··· Supplied material ···

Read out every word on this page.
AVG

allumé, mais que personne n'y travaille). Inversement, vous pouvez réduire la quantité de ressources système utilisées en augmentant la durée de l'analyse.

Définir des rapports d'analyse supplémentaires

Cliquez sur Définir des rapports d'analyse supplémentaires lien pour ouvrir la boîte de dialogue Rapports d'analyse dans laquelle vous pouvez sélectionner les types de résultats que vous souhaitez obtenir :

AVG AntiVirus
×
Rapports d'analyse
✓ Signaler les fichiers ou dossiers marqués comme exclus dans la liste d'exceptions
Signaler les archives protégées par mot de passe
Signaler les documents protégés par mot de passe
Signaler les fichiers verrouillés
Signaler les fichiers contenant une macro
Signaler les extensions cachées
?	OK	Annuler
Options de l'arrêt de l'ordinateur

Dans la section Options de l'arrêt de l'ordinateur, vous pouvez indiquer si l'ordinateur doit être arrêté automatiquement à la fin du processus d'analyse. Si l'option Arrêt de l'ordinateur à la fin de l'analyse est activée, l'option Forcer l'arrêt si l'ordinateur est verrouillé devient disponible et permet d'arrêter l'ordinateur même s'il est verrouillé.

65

···

## Work instruction
Lines containing the word "Définir" are to be located in the entries and copied.

## Answer to this exercise
Définir des rapports d'analyse supplémentaires
Cliquez sur Définir des rapports d'analyse supplémentaires lien pour ouvrir la boîte de dialogue Rapports d'analyse dans laquelle vous pouvez sélectionner les types de résultats que vous souhaitez obtenir :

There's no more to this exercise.